### Records for the exercise
******************************

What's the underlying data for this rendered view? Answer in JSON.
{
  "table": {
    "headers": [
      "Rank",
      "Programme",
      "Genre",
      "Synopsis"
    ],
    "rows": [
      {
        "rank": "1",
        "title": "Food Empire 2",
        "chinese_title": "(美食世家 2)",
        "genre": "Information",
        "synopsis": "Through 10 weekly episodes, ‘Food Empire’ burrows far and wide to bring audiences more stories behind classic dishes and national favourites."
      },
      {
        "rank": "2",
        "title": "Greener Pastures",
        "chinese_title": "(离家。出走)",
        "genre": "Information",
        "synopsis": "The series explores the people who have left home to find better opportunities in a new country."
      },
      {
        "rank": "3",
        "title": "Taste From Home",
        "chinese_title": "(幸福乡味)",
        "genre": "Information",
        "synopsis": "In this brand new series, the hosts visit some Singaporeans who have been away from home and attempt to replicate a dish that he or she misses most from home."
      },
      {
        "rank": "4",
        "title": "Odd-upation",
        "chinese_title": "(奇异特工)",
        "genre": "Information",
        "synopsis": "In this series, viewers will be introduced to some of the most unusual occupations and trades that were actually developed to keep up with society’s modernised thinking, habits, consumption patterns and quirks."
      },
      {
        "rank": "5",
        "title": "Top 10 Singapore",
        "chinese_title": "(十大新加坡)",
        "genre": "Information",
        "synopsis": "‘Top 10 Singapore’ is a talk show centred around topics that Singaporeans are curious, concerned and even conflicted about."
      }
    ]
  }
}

******************************

### Set exercise
Check every line of the data above for the string "Singaporeans", and copy those that have it.

### Exercise response
        "synopsis": "In this brand new series, the hosts visit some Singaporeans who have been away from home and attempt to replicate a dish that he or she misses most from home."
        "synopsis": "‘Top 10 Singapore’ is a talk show centred around topics that Singaporeans are curious, concerned and even conflicted about."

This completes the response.